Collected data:

+++

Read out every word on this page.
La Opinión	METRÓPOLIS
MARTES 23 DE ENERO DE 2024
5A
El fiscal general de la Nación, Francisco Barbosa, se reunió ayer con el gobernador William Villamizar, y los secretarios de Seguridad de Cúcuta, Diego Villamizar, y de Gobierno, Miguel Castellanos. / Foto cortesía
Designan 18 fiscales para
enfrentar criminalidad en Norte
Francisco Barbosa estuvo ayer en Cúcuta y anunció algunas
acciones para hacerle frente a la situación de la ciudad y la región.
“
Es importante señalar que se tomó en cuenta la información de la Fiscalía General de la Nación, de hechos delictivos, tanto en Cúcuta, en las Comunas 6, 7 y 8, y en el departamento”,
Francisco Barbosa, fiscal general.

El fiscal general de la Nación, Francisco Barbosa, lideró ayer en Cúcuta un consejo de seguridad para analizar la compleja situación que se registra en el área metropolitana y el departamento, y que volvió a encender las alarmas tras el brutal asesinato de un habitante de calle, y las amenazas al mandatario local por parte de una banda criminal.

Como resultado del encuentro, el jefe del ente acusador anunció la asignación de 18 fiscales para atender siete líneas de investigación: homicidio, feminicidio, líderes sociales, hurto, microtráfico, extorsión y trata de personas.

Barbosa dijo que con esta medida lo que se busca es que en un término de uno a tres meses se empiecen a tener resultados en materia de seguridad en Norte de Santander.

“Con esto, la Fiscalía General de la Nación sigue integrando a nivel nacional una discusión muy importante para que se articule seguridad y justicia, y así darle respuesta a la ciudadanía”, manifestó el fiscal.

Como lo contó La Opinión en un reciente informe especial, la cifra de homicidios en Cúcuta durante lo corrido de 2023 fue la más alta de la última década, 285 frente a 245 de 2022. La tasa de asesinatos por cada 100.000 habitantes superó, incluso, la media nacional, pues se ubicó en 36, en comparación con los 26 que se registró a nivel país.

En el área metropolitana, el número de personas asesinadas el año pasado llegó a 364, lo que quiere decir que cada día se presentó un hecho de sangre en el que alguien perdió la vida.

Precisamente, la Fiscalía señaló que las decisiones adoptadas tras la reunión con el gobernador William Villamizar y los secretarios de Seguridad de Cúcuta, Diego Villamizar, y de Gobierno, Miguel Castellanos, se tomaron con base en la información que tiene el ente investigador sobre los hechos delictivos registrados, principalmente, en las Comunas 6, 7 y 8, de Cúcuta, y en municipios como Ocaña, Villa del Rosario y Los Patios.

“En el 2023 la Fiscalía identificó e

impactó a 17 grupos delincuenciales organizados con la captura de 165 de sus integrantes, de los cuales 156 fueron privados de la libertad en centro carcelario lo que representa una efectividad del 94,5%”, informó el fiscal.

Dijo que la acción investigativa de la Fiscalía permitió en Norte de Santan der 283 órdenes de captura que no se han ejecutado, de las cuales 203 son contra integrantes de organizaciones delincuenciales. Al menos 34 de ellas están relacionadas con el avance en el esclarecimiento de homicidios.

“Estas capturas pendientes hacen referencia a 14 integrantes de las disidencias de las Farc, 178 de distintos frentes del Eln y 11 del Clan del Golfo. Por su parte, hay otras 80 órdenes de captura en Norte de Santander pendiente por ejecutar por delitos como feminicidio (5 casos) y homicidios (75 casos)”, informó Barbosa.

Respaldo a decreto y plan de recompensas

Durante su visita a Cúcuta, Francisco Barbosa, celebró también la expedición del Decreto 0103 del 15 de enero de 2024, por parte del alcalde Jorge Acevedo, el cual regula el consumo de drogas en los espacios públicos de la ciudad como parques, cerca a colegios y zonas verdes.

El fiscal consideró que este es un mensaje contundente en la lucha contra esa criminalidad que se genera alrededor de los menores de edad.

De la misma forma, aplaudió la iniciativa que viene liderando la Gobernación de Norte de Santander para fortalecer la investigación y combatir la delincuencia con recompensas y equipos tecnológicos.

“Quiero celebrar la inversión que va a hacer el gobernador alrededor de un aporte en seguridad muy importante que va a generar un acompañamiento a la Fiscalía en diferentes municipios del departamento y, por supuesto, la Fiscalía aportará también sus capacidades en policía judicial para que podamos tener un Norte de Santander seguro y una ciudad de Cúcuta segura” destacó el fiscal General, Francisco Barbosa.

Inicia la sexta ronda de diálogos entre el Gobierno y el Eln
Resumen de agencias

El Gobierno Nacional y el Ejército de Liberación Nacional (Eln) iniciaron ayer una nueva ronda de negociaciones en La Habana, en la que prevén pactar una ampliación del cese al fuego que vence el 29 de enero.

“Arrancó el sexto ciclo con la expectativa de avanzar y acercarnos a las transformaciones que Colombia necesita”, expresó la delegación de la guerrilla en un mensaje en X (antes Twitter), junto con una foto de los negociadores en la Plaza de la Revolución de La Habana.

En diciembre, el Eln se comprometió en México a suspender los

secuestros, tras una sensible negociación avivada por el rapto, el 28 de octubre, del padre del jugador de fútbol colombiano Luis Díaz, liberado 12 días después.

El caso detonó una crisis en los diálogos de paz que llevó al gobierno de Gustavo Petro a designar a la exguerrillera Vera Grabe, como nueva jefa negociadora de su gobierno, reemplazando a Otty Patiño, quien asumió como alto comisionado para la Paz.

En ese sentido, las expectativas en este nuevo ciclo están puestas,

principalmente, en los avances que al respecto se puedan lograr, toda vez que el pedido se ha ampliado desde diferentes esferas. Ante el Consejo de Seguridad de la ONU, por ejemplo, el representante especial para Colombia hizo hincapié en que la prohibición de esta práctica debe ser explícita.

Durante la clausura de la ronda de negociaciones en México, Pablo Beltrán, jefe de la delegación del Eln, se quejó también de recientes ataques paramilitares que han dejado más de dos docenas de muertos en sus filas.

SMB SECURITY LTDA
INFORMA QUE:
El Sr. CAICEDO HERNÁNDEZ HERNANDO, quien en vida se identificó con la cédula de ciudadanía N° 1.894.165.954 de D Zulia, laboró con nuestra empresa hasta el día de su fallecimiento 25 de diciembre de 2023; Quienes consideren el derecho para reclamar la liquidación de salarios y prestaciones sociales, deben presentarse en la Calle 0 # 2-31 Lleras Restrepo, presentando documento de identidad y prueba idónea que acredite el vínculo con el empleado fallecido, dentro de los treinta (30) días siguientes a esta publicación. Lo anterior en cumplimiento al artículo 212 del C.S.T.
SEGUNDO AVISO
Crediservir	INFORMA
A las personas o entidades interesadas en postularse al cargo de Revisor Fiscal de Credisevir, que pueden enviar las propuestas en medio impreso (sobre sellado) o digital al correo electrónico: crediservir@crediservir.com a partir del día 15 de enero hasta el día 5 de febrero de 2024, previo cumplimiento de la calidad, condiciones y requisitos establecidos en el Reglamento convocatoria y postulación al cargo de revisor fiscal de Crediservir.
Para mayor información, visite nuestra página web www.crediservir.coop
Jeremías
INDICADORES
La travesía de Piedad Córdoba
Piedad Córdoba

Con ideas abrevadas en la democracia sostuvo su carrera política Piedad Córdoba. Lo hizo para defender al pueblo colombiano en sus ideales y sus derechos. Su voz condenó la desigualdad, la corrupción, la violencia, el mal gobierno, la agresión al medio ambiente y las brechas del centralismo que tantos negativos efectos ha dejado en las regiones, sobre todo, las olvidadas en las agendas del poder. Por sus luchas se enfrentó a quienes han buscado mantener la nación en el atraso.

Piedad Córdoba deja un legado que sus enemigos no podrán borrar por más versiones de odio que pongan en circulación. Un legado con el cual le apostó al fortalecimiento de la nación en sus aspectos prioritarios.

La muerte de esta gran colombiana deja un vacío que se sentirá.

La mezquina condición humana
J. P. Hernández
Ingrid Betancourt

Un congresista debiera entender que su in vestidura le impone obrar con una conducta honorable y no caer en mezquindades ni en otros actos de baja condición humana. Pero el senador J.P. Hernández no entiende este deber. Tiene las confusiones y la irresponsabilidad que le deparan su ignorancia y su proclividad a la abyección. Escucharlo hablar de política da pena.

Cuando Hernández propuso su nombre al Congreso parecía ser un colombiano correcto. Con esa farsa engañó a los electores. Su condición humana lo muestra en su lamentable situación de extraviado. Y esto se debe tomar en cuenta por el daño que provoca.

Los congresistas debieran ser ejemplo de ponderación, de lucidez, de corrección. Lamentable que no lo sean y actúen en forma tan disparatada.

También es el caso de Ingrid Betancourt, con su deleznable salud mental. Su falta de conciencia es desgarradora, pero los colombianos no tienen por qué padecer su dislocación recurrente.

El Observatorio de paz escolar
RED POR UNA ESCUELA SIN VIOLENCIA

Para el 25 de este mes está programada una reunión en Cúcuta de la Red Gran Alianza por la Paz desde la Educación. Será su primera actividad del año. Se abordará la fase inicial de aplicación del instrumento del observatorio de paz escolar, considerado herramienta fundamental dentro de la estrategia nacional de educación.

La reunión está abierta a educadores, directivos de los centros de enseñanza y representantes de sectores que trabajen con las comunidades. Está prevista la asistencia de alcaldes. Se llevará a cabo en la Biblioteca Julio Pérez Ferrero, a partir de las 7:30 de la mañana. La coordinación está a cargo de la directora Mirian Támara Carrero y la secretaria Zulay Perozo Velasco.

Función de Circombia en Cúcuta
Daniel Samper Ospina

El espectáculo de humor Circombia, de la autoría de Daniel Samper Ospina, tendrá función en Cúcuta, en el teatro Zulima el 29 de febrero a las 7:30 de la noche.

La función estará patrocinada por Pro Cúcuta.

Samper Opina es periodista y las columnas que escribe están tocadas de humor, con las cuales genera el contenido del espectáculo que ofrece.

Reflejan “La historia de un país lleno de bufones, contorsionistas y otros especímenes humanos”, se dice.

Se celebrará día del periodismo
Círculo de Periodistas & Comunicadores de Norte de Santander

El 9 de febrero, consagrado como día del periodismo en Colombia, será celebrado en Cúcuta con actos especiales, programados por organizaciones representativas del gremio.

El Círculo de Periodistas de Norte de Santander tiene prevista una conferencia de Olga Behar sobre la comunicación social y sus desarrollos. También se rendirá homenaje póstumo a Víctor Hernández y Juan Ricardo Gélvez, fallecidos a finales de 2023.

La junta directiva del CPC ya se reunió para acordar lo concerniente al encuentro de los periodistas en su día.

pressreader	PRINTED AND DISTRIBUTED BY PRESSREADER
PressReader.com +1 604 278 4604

+++

Determine how many of the lines above hold the word "Circombia", and output that number by itself.

Finished exercise: 2